'''

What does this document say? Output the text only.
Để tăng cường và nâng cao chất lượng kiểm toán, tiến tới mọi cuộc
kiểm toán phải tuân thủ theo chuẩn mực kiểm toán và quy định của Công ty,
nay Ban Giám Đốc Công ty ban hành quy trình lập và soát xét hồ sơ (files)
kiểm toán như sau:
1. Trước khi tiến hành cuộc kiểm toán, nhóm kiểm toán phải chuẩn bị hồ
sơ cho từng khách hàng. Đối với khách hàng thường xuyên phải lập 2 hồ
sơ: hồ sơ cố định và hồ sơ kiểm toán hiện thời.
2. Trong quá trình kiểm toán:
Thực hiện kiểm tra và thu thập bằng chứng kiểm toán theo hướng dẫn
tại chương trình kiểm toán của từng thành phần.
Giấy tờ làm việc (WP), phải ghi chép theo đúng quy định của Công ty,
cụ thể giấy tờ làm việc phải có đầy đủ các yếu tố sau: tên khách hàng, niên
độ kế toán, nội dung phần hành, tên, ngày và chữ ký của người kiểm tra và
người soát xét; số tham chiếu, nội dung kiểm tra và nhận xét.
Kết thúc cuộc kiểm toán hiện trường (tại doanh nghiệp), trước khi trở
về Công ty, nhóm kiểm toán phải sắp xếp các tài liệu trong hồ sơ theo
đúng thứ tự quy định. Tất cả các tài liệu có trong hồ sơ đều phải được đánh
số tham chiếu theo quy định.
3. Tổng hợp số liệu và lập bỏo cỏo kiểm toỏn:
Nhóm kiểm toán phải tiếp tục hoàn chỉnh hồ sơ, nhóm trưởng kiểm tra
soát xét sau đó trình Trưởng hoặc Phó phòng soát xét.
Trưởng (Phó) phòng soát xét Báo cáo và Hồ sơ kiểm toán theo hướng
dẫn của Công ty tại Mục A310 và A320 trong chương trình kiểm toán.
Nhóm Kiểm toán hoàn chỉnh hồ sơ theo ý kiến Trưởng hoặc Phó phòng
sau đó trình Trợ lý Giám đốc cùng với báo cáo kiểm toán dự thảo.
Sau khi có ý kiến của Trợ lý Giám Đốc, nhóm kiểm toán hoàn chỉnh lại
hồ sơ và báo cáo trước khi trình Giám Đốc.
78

'''

Copy all the records above exactly, missing none.

_Answer in full_
What does this document say? Output the text only.
Để tăng cường và nâng cao chất lượng kiểm toán, tiến tới mọi cuộc
kiểm toán phải tuân thủ theo chuẩn mực kiểm toán và quy định của Công ty,
nay Ban Giám Đốc Công ty ban hành quy trình lập và soát xét hồ sơ (files)
kiểm toán như sau:
1. Trước khi tiến hành cuộc kiểm toán, nhóm kiểm toán phải chuẩn bị hồ
sơ cho từng khách hàng. Đối với khách hàng thường xuyên phải lập 2 hồ
sơ: hồ sơ cố định và hồ sơ kiểm toán hiện thời.
2. Trong quá trình kiểm toán:
Thực hiện kiểm tra và thu thập bằng chứng kiểm toán theo hướng dẫn
tại chương trình kiểm toán của từng thành phần.
Giấy tờ làm việc (WP), phải ghi chép theo đúng quy định của Công ty,
cụ thể giấy tờ làm việc phải có đầy đủ các yếu tố sau: tên khách hàng, niên
độ kế toán, nội dung phần hành, tên, ngày và chữ ký của người kiểm tra và
người soát xét; số tham chiếu, nội dung kiểm tra và nhận xét.
Kết thúc cuộc kiểm toán hiện trường (tại doanh nghiệp), trước khi trở
về Công ty, nhóm kiểm toán phải sắp xếp các tài liệu trong hồ sơ theo
đúng thứ tự quy định. Tất cả các tài liệu có trong hồ sơ đều phải được đánh
số tham chiếu theo quy định.
3. Tổng hợp số liệu và lập bỏo cỏo kiểm toỏn:
Nhóm kiểm toán phải tiếp tục hoàn chỉnh hồ sơ, nhóm trưởng kiểm tra
soát xét sau đó trình Trưởng hoặc Phó phòng soát xét.
Trưởng (Phó) phòng soát xét Báo cáo và Hồ sơ kiểm toán theo hướng
dẫn của Công ty tại Mục A310 và A320 trong chương trình kiểm toán.
Nhóm Kiểm toán hoàn chỉnh hồ sơ theo ý kiến Trưởng hoặc Phó phòng
sau đó trình Trợ lý Giám đốc cùng với báo cáo kiểm toán dự thảo.
Sau khi có ý kiến của Trợ lý Giám Đốc, nhóm kiểm toán hoàn chỉnh lại
hồ sơ và báo cáo trước khi trình Giám Đốc.
78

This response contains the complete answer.